(Dataset entries)
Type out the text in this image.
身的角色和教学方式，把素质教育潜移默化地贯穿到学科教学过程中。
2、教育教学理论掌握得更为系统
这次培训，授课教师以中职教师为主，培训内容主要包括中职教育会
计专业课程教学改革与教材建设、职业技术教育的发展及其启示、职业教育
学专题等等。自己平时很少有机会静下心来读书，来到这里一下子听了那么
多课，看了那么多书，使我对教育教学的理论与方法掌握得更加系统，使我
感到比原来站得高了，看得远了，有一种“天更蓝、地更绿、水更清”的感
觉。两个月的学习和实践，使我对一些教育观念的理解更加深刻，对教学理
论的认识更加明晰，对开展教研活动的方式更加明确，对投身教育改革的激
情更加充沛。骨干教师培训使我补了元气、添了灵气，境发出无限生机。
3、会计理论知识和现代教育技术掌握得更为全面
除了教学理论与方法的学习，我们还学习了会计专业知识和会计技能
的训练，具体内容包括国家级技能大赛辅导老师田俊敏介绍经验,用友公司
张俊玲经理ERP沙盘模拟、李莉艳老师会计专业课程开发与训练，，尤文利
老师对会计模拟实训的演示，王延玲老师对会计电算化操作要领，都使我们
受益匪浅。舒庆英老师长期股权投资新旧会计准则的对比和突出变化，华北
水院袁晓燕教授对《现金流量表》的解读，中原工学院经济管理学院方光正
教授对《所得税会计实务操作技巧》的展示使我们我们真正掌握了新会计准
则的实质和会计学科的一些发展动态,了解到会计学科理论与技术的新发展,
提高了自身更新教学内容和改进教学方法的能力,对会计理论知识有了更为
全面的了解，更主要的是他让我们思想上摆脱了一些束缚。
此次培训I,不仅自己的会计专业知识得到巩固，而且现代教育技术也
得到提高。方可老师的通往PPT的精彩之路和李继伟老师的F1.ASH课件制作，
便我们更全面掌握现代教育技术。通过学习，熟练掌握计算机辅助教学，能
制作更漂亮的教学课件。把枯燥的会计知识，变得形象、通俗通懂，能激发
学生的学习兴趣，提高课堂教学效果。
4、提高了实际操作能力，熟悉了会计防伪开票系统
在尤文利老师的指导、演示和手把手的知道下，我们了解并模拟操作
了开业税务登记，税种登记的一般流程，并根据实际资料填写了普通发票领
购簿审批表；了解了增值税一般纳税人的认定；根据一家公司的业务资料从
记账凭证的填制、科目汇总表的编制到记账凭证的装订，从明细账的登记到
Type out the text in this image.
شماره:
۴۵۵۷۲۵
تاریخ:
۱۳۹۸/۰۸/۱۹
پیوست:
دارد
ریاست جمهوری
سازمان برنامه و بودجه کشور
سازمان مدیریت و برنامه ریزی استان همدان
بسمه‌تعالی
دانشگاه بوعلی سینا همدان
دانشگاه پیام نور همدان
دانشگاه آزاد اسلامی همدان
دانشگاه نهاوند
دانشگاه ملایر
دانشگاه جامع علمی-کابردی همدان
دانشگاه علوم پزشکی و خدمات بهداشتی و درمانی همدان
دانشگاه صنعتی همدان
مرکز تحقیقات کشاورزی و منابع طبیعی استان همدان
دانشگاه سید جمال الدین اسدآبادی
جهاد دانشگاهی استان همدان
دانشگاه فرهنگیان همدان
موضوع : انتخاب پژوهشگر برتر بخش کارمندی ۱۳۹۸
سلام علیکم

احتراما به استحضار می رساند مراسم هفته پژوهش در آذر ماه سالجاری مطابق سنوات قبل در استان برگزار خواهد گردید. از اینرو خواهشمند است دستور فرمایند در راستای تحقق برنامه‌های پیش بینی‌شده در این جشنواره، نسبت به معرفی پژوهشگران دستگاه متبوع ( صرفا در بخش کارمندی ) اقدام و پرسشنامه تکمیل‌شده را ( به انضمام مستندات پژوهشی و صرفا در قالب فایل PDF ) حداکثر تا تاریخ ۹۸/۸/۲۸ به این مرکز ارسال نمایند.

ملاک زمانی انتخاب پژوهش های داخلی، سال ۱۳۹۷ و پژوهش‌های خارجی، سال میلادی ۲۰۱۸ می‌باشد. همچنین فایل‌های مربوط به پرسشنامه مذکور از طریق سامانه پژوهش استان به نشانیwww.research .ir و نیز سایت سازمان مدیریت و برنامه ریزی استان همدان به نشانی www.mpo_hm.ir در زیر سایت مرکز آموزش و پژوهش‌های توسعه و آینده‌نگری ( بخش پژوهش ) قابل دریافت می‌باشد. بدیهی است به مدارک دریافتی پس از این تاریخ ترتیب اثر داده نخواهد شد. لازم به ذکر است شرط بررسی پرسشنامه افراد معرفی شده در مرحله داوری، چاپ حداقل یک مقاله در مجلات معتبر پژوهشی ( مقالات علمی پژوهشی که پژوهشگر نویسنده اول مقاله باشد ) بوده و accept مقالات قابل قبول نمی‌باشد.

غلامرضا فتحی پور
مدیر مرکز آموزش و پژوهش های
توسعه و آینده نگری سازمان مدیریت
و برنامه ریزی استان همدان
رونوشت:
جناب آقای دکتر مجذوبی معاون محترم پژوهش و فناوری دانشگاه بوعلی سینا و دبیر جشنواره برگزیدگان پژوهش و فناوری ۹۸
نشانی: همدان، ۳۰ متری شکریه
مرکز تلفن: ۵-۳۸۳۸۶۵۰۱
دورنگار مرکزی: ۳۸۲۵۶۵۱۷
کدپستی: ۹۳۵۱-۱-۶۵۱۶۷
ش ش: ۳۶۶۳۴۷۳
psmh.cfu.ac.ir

#### EXERCISE BRIEF:
Copy all of the material word for word.

#### RESULT FOR THIS TASK:
Type out the text in this image.
身的角色和教学方式，把素质教育潜移默化地贯穿到学科教学过程中。
2、教育教学理论掌握得更为系统
这次培训，授课教师以中职教师为主，培训内容主要包括中职教育会
计专业课程教学改革与教材建设、职业技术教育的发展及其启示、职业教育
学专题等等。自己平时很少有机会静下心来读书，来到这里一下子听了那么
多课，看了那么多书，使我对教育教学的理论与方法掌握得更加系统，使我
感到比原来站得高了，看得远了，有一种“天更蓝、地更绿、水更清”的感
觉。两个月的学习和实践，使我对一些教育观念的理解更加深刻，对教学理
论的认识更加明晰，对开展教研活动的方式更加明确，对投身教育改革的激
情更加充沛。骨干教师培训使我补了元气、添了灵气，境发出无限生机。
3、会计理论知识和现代教育技术掌握得更为全面
除了教学理论与方法的学习，我们还学习了会计专业知识和会计技能
的训练，具体内容包括国家级技能大赛辅导老师田俊敏介绍经验,用友公司
张俊玲经理ERP沙盘模拟、李莉艳老师会计专业课程开发与训练，，尤文利
老师对会计模拟实训的演示，王延玲老师对会计电算化操作要领，都使我们
受益匪浅。舒庆英老师长期股权投资新旧会计准则的对比和突出变化，华北
水院袁晓燕教授对《现金流量表》的解读，中原工学院经济管理学院方光正
教授对《所得税会计实务操作技巧》的展示使我们我们真正掌握了新会计准
则的实质和会计学科的一些发展动态,了解到会计学科理论与技术的新发展,
提高了自身更新教学内容和改进教学方法的能力,对会计理论知识有了更为
全面的了解，更主要的是他让我们思想上摆脱了一些束缚。
此次培训I,不仅自己的会计专业知识得到巩固，而且现代教育技术也
得到提高。方可老师的通往PPT的精彩之路和李继伟老师的F1.ASH课件制作，
便我们更全面掌握现代教育技术。通过学习，熟练掌握计算机辅助教学，能
制作更漂亮的教学课件。把枯燥的会计知识，变得形象、通俗通懂，能激发
学生的学习兴趣，提高课堂教学效果。
4、提高了实际操作能力，熟悉了会计防伪开票系统
在尤文利老师的指导、演示和手把手的知道下，我们了解并模拟操作
了开业税务登记，税种登记的一般流程，并根据实际资料填写了普通发票领
购簿审批表；了解了增值税一般纳税人的认定；根据一家公司的业务资料从
记账凭证的填制、科目汇总表的编制到记账凭证的装订，从明细账的登记到
Type out the text in this image.
شماره:
۴۵۵۷۲۵
تاریخ:
۱۳۹۸/۰۸/۱۹
پیوست:
دارد
ریاست جمهوری
سازمان برنامه و بودجه کشور
سازمان مدیریت و برنامه ریزی استان همدان
بسمه‌تعالی
دانشگاه بوعلی سینا همدان
دانشگاه پیام نور همدان
دانشگاه آزاد اسلامی همدان
دانشگاه نهاوند
دانشگاه ملایر
دانشگاه جامع علمی-کابردی همدان
دانشگاه علوم پزشکی و خدمات بهداشتی و درمانی همدان
دانشگاه صنعتی همدان
مرکز تحقیقات کشاورزی و منابع طبیعی استان همدان
دانشگاه سید جمال الدین اسدآبادی
جهاد دانشگاهی استان همدان
دانشگاه فرهنگیان همدان
موضوع : انتخاب پژوهشگر برتر بخش کارمندی ۱۳۹۸
سلام علیکم

احتراما به استحضار می رساند مراسم هفته پژوهش در آذر ماه سالجاری مطابق سنوات قبل در استان برگزار خواهد گردید. از اینرو خواهشمند است دستور فرمایند در راستای تحقق برنامه‌های پیش بینی‌شده در این جشنواره، نسبت به معرفی پژوهشگران دستگاه متبوع ( صرفا در بخش کارمندی ) اقدام و پرسشنامه تکمیل‌شده را ( به انضمام مستندات پژوهشی و صرفا در قالب فایل PDF ) حداکثر تا تاریخ ۹۸/۸/۲۸ به این مرکز ارسال نمایند.

ملاک زمانی انتخاب پژوهش های داخلی، سال ۱۳۹۷ و پژوهش‌های خارجی، سال میلادی ۲۰۱۸ می‌باشد. همچنین فایل‌های مربوط به پرسشنامه مذکور از طریق سامانه پژوهش استان به نشانیwww.research .ir و نیز سایت سازمان مدیریت و برنامه ریزی استان همدان به نشانی www.mpo_hm.ir در زیر سایت مرکز آموزش و پژوهش‌های توسعه و آینده‌نگری ( بخش پژوهش ) قابل دریافت می‌باشد. بدیهی است به مدارک دریافتی پس از این تاریخ ترتیب اثر داده نخواهد شد. لازم به ذکر است شرط بررسی پرسشنامه افراد معرفی شده در مرحله داوری، چاپ حداقل یک مقاله در مجلات معتبر پژوهشی ( مقالات علمی پژوهشی که پژوهشگر نویسنده اول مقاله باشد ) بوده و accept مقالات قابل قبول نمی‌باشد.

غلامرضا فتحی پور
مدیر مرکز آموزش و پژوهش های
توسعه و آینده نگری سازمان مدیریت
و برنامه ریزی استان همدان
رونوشت:
جناب آقای دکتر مجذوبی معاون محترم پژوهش و فناوری دانشگاه بوعلی سینا و دبیر جشنواره برگزیدگان پژوهش و فناوری ۹۸
نشانی: همدان، ۳۰ متری شکریه
مرکز تلفن: ۵-۳۸۳۸۶۵۰۱
دورنگار مرکزی: ۳۸۲۵۶۵۱۷
کدپستی: ۹۳۵۱-۱-۶۵۱۶۷
ش ش: ۳۶۶۳۴۷۳
psmh.cfu.ac.ir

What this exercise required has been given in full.